GIVEN PROBLEM: Each entry should be quoted word for word, including every mark of punctuation.

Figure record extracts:
—————

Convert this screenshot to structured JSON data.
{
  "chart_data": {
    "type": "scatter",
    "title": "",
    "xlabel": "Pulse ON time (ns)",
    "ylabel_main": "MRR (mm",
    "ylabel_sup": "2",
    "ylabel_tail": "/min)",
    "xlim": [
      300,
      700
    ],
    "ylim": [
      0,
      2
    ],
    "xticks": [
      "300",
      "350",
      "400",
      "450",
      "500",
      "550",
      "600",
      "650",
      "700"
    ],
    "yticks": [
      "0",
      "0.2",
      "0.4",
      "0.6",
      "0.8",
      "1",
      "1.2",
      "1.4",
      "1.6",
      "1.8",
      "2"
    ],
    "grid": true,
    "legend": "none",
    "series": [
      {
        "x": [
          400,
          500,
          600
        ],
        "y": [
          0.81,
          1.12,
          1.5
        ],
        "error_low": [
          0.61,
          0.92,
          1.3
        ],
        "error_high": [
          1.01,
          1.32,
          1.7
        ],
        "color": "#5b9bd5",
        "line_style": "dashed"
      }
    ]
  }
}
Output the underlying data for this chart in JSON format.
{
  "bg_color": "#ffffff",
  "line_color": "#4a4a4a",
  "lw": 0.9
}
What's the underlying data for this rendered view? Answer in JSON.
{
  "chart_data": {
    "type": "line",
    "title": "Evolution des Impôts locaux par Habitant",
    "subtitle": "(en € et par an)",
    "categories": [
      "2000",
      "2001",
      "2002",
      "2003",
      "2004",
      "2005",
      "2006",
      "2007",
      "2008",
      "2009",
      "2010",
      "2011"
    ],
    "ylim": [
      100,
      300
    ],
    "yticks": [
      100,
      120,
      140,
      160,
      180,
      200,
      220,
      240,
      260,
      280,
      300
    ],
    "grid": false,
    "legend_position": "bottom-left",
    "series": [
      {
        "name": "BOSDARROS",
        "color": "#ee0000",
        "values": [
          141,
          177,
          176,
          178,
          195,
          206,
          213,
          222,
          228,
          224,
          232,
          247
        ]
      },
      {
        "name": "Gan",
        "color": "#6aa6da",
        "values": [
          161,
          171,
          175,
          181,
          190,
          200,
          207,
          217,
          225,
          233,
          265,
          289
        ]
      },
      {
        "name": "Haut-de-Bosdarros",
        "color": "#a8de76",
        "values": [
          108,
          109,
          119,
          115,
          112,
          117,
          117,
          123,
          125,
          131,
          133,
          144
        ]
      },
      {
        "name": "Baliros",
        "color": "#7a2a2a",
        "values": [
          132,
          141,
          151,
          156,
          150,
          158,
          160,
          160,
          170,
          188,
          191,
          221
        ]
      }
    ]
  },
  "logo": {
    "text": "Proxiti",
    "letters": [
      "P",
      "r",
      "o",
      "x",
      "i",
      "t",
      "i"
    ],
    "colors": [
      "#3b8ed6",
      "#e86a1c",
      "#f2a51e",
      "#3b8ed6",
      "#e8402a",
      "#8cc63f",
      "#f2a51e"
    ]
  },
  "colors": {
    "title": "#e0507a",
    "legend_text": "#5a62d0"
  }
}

—————

THE OUTPUT:
Convert this screenshot to structured JSON data.
{
  "chart_data": {
    "type": "scatter",
    "title": "",
    "xlabel": "Pulse ON time (ns)",
    "ylabel_main": "MRR (mm",
    "ylabel_sup": "2",
    "ylabel_tail": "/min)",
    "xlim": [
      300,
      700
    ],
    "ylim": [
      0,
      2
    ],
    "xticks": [
      "300",
      "350",
      "400",
      "450",
      "500",
      "550",
      "600",
      "650",
      "700"
    ],
    "yticks": [
      "0",
      "0.2",
      "0.4",
      "0.6",
      "0.8",
      "1",
      "1.2",
      "1.4",
      "1.6",
      "1.8",
      "2"
    ],
    "grid": true,
    "legend": "none",
    "series": [
      {
        "x": [
          400,
          500,
          600
        ],
        "y": [
          0.81,
          1.12,
          1.5
        ],
        "error_low": [
          0.61,
          0.92,
          1.3
        ],
        "error_high": [
          1.01,
          1.32,
          1.7
        ],
        "color": "#5b9bd5",
        "line_style": "dashed"
      }
    ]
  }
}
Output the underlying data for this chart in JSON format.
{
  "bg_color": "#ffffff",
  "line_color": "#4a4a4a",
  "lw": 0.9
}
What's the underlying data for this rendered view? Answer in JSON.
{
  "chart_data": {
    "type": "line",
    "title": "Evolution des Impôts locaux par Habitant",
    "subtitle": "(en € et par an)",
    "categories": [
      "2000",
      "2001",
      "2002",
      "2003",
      "2004",
      "2005",
      "2006",
      "2007",
      "2008",
      "2009",
      "2010",
      "2011"
    ],
    "ylim": [
      100,
      300
    ],
    "yticks": [
      100,
      120,
      140,
      160,
      180,
      200,
      220,
      240,
      260,
      280,
      300
    ],
    "grid": false,
    "legend_position": "bottom-left",
    "series": [
      {
        "name": "BOSDARROS",
        "color": "#ee0000",
        "values": [
          141,
          177,
          176,
          178,
          195,
          206,
          213,
          222,
          228,
          224,
          232,
          247
        ]
      },
      {
        "name": "Gan",
        "color": "#6aa6da",
        "values": [
          161,
          171,
          175,
          181,
          190,
          200,
          207,
          217,
          225,
          233,
          265,
          289
        ]
      },
      {
        "name": "Haut-de-Bosdarros",
        "color": "#a8de76",
        "values": [
          108,
          109,
          119,
          115,
          112,
          117,
          117,
          123,
          125,
          131,
          133,
          144
        ]
      },
      {
        "name": "Baliros",
        "color": "#7a2a2a",
        "values": [
          132,
          141,
          151,
          156,
          150,
          158,
          160,
          160,
          170,
          188,
          191,
          221
        ]
      }
    ]
  },
  "logo": {
    "text": "Proxiti",
    "letters": [
      "P",
      "r",
      "o",
      "x",
      "i",
      "t",
      "i"
    ],
    "colors": [
      "#3b8ed6",
      "#e86a1c",
      "#f2a51e",
      "#3b8ed6",
      "#e8402a",
      "#8cc63f",
      "#f2a51e"
    ]
  },
  "colors": {
    "title": "#e0507a",
    "legend_text": "#5a62d0"
  }
}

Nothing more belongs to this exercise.